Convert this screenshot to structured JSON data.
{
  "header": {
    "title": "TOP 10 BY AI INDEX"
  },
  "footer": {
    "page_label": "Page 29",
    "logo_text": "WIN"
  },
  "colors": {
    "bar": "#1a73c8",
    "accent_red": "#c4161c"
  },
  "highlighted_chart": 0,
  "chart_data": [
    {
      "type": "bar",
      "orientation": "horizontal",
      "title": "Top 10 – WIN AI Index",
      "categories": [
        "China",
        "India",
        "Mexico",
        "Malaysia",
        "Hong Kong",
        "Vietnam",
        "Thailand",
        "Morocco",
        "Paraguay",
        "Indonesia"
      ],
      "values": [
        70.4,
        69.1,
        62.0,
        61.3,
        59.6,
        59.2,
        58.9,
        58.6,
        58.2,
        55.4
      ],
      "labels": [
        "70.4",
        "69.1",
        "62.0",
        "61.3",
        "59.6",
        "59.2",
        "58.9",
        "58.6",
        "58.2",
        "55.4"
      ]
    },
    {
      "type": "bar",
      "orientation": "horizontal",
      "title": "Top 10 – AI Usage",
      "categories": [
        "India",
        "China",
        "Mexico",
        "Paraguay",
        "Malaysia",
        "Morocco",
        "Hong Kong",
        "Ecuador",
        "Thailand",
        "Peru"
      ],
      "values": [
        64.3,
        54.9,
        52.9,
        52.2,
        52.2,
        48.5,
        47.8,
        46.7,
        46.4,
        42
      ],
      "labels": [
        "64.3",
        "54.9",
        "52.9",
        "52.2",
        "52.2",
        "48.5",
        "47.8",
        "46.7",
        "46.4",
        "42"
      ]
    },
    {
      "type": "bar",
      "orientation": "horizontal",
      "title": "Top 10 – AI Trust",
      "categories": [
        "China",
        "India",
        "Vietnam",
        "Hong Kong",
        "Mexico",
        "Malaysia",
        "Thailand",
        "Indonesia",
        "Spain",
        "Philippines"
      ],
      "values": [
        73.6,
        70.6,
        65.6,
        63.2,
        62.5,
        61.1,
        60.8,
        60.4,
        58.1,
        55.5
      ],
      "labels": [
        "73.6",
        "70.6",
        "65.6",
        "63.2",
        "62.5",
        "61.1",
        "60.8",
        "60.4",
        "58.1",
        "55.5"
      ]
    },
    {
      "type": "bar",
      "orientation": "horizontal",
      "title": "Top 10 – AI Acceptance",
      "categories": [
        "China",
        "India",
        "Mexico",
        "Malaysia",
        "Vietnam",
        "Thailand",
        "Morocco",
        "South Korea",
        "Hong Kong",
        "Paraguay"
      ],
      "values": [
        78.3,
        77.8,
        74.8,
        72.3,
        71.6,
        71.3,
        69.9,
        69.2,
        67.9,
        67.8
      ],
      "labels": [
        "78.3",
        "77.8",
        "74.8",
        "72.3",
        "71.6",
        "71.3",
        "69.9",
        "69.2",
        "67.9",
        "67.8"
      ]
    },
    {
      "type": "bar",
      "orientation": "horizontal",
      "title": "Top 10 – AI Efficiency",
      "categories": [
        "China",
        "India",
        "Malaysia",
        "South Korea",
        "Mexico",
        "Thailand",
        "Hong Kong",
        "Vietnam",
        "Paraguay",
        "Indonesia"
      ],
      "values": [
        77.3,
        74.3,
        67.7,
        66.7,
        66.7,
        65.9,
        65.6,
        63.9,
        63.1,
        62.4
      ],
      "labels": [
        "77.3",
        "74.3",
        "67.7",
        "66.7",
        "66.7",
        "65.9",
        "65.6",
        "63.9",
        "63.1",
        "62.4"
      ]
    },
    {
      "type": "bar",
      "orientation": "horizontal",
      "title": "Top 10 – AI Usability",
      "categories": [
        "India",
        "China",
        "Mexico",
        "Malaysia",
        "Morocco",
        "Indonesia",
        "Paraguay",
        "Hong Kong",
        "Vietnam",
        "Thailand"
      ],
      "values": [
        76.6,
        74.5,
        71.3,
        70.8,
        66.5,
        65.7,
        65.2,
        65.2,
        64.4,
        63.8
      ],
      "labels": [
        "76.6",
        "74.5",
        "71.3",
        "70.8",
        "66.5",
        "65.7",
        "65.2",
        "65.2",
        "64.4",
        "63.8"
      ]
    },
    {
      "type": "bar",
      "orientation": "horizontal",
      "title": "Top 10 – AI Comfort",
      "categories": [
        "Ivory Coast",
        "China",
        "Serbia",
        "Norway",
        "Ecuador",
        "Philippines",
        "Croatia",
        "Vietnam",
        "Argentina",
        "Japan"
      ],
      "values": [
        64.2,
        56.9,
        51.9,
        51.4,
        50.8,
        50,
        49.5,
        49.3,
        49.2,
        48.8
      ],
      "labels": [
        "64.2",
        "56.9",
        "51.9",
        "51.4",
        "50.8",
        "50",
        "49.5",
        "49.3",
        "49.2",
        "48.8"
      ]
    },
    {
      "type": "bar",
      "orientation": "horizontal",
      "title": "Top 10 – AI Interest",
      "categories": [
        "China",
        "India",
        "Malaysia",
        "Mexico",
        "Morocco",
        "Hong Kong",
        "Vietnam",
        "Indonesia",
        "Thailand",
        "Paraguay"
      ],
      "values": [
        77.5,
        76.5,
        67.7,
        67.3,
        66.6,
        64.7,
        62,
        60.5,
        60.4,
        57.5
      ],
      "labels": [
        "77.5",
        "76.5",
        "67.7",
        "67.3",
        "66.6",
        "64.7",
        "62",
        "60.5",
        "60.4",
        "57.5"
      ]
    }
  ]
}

...

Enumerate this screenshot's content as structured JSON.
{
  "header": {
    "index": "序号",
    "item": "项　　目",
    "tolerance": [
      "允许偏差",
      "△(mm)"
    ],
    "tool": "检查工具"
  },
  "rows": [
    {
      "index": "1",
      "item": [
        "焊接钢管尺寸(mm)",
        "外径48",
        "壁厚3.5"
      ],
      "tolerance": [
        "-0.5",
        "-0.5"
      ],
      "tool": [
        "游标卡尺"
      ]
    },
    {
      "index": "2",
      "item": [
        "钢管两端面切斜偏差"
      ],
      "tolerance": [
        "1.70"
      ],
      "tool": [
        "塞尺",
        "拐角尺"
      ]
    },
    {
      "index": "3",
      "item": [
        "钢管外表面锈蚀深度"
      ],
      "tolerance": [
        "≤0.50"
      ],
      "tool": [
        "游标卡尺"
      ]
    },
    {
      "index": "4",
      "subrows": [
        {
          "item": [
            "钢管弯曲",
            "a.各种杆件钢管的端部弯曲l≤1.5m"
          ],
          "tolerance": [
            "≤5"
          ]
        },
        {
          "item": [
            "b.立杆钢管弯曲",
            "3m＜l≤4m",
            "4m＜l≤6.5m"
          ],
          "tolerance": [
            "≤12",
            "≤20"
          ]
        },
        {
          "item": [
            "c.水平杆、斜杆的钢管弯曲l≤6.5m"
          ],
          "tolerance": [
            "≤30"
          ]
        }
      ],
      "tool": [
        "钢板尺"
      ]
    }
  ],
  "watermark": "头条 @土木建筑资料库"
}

## Given exercise
Pull out every line holding "structured" from the records above, and copy it.

## Worked answer
Convert this screenshot to structured JSON data.
Enumerate this screenshot's content as structured JSON.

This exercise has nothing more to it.